- [Work order] Transcribe the full abstract on phospholamban overexpression and postextrasystolic potentiation word for word, including its title.

- [Document text]
______________________________

Influence of Transgenic Overexpression of Phospholamban on Postextrasystolic Potentiation

Twelve mice with PLB overexpression (PLBOE), and 11 isogenic FVB/N wild-type (WT) controls, were anesthetized and instrumented with a 1.4 F Millar catheter in the LV and a 1 F pacemaker in the right atrium. At a cycle length of 200 ms and a fixed extrastimulus of 120 ms, extrastimuli with increasing intervals (PESI) up to 1000 ms were introduced, and the peak rates of LV isovolumic contraction (±dP/dtmax) were normalized and fit to monoexponential equations. In a subset of animals, the protocols were repeated after ryanodine (4 ng/g) was given to deplete SR Ca2+stores. The time constant and the plateau of the exponential curve fits were significantly greater in PLBOE than WT (107.8±7.0v 75.2±5.5 ms and 1.39±0.03 v 1.08±0.02, both P<0.05). At 200, 600 and 1000 ms, the normalized dP/dt was significantly greater in PLBOE than WT. After ryanodine, normalized dP/dt was significantly decreased in PLBOE, but unchanged in WT. The protein levels of the sodium-calcium exchanger normalized to calsequestrin were increased 3.7±0.3-fold in PLBOE compared to controls. In conclusion, the phospholamban level is a critical determinant of postextrasystolic potentiation in this transgenic model, and is differentially impaired by ryanodine at long diastolic intervals in PLBOE v controls. These differences may be due in part to changes in the protein level and resultant activity of the sodium calcium exchanger.

______________________________

- [Extracted records]
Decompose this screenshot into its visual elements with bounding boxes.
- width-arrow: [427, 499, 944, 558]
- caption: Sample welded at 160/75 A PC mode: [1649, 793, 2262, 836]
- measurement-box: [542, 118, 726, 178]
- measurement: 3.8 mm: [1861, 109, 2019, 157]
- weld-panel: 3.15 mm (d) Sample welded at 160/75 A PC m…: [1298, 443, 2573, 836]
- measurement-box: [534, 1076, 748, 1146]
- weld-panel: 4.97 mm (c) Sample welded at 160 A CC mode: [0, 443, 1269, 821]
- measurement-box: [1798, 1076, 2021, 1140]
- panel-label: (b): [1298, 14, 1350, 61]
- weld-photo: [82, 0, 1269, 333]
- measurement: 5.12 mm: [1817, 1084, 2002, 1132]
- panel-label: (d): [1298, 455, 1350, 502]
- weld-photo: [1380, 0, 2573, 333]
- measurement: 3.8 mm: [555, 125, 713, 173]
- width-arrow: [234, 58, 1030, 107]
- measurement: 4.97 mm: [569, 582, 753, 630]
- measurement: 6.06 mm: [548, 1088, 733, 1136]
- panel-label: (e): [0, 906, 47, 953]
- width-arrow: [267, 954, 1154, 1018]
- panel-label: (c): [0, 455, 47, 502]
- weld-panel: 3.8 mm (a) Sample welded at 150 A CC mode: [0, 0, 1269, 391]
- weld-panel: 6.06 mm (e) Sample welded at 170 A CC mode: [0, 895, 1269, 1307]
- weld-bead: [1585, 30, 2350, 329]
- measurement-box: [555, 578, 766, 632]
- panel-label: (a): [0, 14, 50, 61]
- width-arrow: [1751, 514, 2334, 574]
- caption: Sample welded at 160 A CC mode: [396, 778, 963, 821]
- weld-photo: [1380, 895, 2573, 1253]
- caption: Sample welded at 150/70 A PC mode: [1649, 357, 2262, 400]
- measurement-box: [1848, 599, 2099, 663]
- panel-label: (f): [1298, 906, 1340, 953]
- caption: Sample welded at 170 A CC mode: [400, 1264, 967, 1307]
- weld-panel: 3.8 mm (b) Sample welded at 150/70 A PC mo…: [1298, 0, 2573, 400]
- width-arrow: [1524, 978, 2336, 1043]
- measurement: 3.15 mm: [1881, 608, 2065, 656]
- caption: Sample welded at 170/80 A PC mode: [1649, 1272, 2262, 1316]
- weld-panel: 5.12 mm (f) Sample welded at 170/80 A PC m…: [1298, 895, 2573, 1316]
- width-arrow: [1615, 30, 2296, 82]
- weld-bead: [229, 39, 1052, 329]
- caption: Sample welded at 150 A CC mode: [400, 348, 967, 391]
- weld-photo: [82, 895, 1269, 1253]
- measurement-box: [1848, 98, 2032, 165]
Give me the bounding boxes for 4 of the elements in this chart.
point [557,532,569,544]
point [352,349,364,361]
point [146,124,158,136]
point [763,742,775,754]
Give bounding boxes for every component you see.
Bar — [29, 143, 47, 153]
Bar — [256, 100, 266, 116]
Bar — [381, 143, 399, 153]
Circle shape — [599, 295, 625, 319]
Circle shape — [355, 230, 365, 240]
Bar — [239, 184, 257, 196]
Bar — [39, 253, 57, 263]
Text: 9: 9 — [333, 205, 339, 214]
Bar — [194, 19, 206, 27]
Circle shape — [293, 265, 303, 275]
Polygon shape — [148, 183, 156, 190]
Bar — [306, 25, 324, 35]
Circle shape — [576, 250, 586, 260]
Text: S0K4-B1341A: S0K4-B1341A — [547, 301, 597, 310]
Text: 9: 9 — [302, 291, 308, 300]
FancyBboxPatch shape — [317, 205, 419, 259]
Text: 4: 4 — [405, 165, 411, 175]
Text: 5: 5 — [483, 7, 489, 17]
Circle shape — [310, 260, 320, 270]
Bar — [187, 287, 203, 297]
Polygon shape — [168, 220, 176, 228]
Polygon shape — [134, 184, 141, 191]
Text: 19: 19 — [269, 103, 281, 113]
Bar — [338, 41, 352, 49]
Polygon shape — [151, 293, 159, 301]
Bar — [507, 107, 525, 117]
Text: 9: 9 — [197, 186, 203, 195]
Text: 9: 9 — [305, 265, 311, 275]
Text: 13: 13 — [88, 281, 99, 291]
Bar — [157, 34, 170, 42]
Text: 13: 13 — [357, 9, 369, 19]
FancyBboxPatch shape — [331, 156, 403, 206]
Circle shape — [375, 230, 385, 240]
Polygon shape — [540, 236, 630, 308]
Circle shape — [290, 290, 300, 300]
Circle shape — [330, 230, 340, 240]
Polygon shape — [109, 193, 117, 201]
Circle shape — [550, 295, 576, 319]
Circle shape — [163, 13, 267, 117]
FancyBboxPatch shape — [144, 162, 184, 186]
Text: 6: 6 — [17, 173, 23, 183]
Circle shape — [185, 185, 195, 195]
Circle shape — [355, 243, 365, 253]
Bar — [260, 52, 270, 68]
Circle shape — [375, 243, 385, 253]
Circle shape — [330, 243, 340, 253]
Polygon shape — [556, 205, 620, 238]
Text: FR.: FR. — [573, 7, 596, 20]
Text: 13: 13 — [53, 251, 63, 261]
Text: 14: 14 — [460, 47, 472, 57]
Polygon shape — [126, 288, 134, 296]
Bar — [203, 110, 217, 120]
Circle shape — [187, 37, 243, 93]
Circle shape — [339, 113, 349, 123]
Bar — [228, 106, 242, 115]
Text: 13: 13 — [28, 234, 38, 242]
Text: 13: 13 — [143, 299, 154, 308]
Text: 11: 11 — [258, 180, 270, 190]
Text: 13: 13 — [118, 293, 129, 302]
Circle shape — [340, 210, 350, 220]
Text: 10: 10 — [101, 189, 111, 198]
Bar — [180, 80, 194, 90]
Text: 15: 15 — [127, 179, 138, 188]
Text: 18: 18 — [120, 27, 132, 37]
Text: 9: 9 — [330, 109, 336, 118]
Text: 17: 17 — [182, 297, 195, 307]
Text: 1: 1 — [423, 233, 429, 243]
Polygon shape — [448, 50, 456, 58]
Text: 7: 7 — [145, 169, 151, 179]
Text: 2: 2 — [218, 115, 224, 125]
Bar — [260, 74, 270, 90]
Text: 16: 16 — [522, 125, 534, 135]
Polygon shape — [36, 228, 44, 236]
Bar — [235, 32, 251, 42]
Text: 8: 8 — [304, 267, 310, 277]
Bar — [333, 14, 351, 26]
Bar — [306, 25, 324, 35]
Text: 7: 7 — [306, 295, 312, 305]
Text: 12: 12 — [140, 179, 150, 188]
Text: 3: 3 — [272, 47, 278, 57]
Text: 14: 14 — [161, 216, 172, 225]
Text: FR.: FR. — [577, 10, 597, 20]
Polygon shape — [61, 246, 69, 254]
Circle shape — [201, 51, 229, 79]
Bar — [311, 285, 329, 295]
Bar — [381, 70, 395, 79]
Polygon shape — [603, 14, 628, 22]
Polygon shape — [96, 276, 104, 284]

______________________________

- [Finished task]
Influence of Transgenic Overexpression of Phospholamban on Postextrasystolic Potentiation

Twelve mice with PLB overexpression (PLBOE), and 11 isogenic FVB/N wild-type (WT) controls, were anesthetized and instrumented with a 1.4 F Millar catheter in the LV and a 1 F pacemaker in the right atrium. At a cycle length of 200 ms and a fixed extrastimulus of 120 ms, extrastimuli with increasing intervals (PESI) up to 1000 ms were introduced, and the peak rates of LV isovolumic contraction (±dP/dtmax) were normalized and fit to monoexponential equations. In a subset of animals, the protocols were repeated after ryanodine (4 ng/g) was given to deplete SR Ca2+stores. The time constant and the plateau of the exponential curve fits were significantly greater in PLBOE than WT (107.8±7.0v 75.2±5.5 ms and 1.39±0.03 v 1.08±0.02, both P<0.05). At 200, 600 and 1000 ms, the normalized dP/dt was significantly greater in PLBOE than WT. After ryanodine, normalized dP/dt was significantly decreased in PLBOE, but unchanged in WT. The protein levels of the sodium-calcium exchanger normalized to calsequestrin were increased 3.7±0.3-fold in PLBOE compared to controls. In conclusion, the phospholamban level is a critical determinant of postextrasystolic potentiation in this transgenic model, and is differentially impaired by ryanodine at long diastolic intervals in PLBOE v controls. These differences may be due in part to changes in the protein level and resultant activity of the sodium calcium exchanger.